GIVEN DATA -
---

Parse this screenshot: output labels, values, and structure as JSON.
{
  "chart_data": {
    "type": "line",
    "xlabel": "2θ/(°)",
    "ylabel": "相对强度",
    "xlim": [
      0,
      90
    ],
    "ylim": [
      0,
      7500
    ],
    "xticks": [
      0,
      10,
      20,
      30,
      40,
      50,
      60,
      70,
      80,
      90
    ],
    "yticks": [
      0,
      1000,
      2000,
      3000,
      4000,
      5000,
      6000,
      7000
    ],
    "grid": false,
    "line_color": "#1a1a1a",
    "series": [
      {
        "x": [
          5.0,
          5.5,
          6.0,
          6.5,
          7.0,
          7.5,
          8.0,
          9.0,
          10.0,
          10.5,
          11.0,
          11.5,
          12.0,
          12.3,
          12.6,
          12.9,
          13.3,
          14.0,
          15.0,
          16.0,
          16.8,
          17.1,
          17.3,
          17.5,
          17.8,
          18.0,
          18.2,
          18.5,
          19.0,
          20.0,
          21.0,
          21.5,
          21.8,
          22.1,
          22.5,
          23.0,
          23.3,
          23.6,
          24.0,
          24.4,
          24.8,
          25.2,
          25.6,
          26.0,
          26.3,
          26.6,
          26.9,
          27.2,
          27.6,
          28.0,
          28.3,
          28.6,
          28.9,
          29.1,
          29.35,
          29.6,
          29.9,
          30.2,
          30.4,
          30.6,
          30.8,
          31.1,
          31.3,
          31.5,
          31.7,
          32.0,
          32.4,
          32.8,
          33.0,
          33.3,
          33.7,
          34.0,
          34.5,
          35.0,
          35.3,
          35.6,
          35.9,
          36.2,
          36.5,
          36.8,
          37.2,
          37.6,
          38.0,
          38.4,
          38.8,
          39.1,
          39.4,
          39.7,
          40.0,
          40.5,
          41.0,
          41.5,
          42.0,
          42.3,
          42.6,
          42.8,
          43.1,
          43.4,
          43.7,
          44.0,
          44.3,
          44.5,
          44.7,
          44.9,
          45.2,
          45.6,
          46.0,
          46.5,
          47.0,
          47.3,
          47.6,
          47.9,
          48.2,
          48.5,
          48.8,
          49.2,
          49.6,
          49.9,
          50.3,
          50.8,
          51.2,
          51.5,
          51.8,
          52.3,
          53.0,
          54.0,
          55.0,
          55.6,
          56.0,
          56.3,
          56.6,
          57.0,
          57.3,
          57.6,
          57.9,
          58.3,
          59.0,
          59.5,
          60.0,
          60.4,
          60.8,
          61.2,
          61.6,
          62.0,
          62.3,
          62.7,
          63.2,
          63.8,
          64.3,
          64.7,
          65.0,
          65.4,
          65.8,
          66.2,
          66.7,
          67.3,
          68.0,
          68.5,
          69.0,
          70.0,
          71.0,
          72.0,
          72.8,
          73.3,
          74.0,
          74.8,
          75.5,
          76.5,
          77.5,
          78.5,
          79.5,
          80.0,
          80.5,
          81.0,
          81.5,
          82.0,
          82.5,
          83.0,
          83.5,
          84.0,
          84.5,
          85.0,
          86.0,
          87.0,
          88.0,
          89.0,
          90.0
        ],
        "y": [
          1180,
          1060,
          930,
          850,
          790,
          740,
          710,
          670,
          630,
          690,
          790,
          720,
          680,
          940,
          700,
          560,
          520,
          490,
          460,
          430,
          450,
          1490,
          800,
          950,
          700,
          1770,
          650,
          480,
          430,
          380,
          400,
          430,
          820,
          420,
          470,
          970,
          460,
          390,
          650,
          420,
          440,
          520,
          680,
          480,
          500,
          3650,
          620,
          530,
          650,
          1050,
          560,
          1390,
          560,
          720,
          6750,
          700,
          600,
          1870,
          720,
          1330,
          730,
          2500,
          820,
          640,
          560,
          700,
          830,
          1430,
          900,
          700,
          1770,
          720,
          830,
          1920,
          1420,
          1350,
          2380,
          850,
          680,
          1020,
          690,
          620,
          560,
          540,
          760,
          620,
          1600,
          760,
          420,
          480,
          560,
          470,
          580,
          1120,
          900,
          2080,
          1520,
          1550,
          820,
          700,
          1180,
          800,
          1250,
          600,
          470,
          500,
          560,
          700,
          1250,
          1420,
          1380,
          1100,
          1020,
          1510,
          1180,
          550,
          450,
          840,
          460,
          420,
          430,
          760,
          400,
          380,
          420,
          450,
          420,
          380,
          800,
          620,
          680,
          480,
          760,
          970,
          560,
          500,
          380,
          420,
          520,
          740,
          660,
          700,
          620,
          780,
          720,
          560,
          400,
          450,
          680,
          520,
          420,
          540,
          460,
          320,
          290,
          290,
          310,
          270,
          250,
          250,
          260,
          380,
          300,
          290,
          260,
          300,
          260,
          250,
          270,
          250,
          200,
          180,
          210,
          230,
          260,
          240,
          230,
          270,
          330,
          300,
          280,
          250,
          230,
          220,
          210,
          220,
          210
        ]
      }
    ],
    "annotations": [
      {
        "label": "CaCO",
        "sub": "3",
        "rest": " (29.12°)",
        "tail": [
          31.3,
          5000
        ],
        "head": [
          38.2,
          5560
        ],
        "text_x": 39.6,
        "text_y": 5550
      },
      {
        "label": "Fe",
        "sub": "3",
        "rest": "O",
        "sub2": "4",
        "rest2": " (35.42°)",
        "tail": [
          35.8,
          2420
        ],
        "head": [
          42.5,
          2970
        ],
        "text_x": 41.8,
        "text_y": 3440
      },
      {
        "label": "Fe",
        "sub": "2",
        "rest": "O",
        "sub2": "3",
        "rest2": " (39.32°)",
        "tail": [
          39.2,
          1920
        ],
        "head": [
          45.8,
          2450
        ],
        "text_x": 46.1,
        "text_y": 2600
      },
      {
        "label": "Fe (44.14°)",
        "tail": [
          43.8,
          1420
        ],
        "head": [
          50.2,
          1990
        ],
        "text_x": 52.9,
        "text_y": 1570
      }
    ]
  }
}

---

CHALLENGE -
Please reproduce every line of the material word for word.

SOLUTION TO THE PROBLEM -
Parse this screenshot: output labels, values, and structure as JSON.
{
  "chart_data": {
    "type": "line",
    "xlabel": "2θ/(°)",
    "ylabel": "相对强度",
    "xlim": [
      0,
      90
    ],
    "ylim": [
      0,
      7500
    ],
    "xticks": [
      0,
      10,
      20,
      30,
      40,
      50,
      60,
      70,
      80,
      90
    ],
    "yticks": [
      0,
      1000,
      2000,
      3000,
      4000,
      5000,
      6000,
      7000
    ],
    "grid": false,
    "line_color": "#1a1a1a",
    "series": [
      {
        "x": [
          5.0,
          5.5,
          6.0,
          6.5,
          7.0,
          7.5,
          8.0,
          9.0,
          10.0,
          10.5,
          11.0,
          11.5,
          12.0,
          12.3,
          12.6,
          12.9,
          13.3,
          14.0,
          15.0,
          16.0,
          16.8,
          17.1,
          17.3,
          17.5,
          17.8,
          18.0,
          18.2,
          18.5,
          19.0,
          20.0,
          21.0,
          21.5,
          21.8,
          22.1,
          22.5,
          23.0,
          23.3,
          23.6,
          24.0,
          24.4,
          24.8,
          25.2,
          25.6,
          26.0,
          26.3,
          26.6,
          26.9,
          27.2,
          27.6,
          28.0,
          28.3,
          28.6,
          28.9,
          29.1,
          29.35,
          29.6,
          29.9,
          30.2,
          30.4,
          30.6,
          30.8,
          31.1,
          31.3,
          31.5,
          31.7,
          32.0,
          32.4,
          32.8,
          33.0,
          33.3,
          33.7,
          34.0,
          34.5,
          35.0,
          35.3,
          35.6,
          35.9,
          36.2,
          36.5,
          36.8,
          37.2,
          37.6,
          38.0,
          38.4,
          38.8,
          39.1,
          39.4,
          39.7,
          40.0,
          40.5,
          41.0,
          41.5,
          42.0,
          42.3,
          42.6,
          42.8,
          43.1,
          43.4,
          43.7,
          44.0,
          44.3,
          44.5,
          44.7,
          44.9,
          45.2,
          45.6,
          46.0,
          46.5,
          47.0,
          47.3,
          47.6,
          47.9,
          48.2,
          48.5,
          48.8,
          49.2,
          49.6,
          49.9,
          50.3,
          50.8,
          51.2,
          51.5,
          51.8,
          52.3,
          53.0,
          54.0,
          55.0,
          55.6,
          56.0,
          56.3,
          56.6,
          57.0,
          57.3,
          57.6,
          57.9,
          58.3,
          59.0,
          59.5,
          60.0,
          60.4,
          60.8,
          61.2,
          61.6,
          62.0,
          62.3,
          62.7,
          63.2,
          63.8,
          64.3,
          64.7,
          65.0,
          65.4,
          65.8,
          66.2,
          66.7,
          67.3,
          68.0,
          68.5,
          69.0,
          70.0,
          71.0,
          72.0,
          72.8,
          73.3,
          74.0,
          74.8,
          75.5,
          76.5,
          77.5,
          78.5,
          79.5,
          80.0,
          80.5,
          81.0,
          81.5,
          82.0,
          82.5,
          83.0,
          83.5,
          84.0,
          84.5,
          85.0,
          86.0,
          87.0,
          88.0,
          89.0,
          90.0
        ],
        "y": [
          1180,
          1060,
          930,
          850,
          790,
          740,
          710,
          670,
          630,
          690,
          790,
          720,
          680,
          940,
          700,
          560,
          520,
          490,
          460,
          430,
          450,
          1490,
          800,
          950,
          700,
          1770,
          650,
          480,
          430,
          380,
          400,
          430,
          820,
          420,
          470,
          970,
          460,
          390,
          650,
          420,
          440,
          520,
          680,
          480,
          500,
          3650,
          620,
          530,
          650,
          1050,
          560,
          1390,
          560,
          720,
          6750,
          700,
          600,
          1870,
          720,
          1330,
          730,
          2500,
          820,
          640,
          560,
          700,
          830,
          1430,
          900,
          700,
          1770,
          720,
          830,
          1920,
          1420,
          1350,
          2380,
          850,
          680,
          1020,
          690,
          620,
          560,
          540,
          760,
          620,
          1600,
          760,
          420,
          480,
          560,
          470,
          580,
          1120,
          900,
          2080,
          1520,
          1550,
          820,
          700,
          1180,
          800,
          1250,
          600,
          470,
          500,
          560,
          700,
          1250,
          1420,
          1380,
          1100,
          1020,
          1510,
          1180,
          550,
          450,
          840,
          460,
          420,
          430,
          760,
          400,
          380,
          420,
          450,
          420,
          380,
          800,
          620,
          680,
          480,
          760,
          970,
          560,
          500,
          380,
          420,
          520,
          740,
          660,
          700,
          620,
          780,
          720,
          560,
          400,
          450,
          680,
          520,
          420,
          540,
          460,
          320,
          290,
          290,
          310,
          270,
          250,
          250,
          260,
          380,
          300,
          290,
          260,
          300,
          260,
          250,
          270,
          250,
          200,
          180,
          210,
          230,
          260,
          240,
          230,
          270,
          330,
          300,
          280,
          250,
          230,
          220,
          210,
          220,
          210
        ]
      }
    ],
    "annotations": [
      {
        "label": "CaCO",
        "sub": "3",
        "rest": " (29.12°)",
        "tail": [
          31.3,
          5000
        ],
        "head": [
          38.2,
          5560
        ],
        "text_x": 39.6,
        "text_y": 5550
      },
      {
        "label": "Fe",
        "sub": "3",
        "rest": "O",
        "sub2": "4",
        "rest2": " (35.42°)",
        "tail": [
          35.8,
          2420
        ],
        "head": [
          42.5,
          2970
        ],
        "text_x": 41.8,
        "text_y": 3440
      },
      {
        "label": "Fe",
        "sub": "2",
        "rest": "O",
        "sub2": "3",
        "rest2": " (39.32°)",
        "tail": [
          39.2,
          1920
        ],
        "head": [
          45.8,
          2450
        ],
        "text_x": 46.1,
        "text_y": 2600
      },
      {
        "label": "Fe (44.14°)",
        "tail": [
          43.8,
          1420
        ],
        "head": [
          50.2,
          1990
        ],
        "text_x": 52.9,
        "text_y": 1570
      }
    ]
  }
}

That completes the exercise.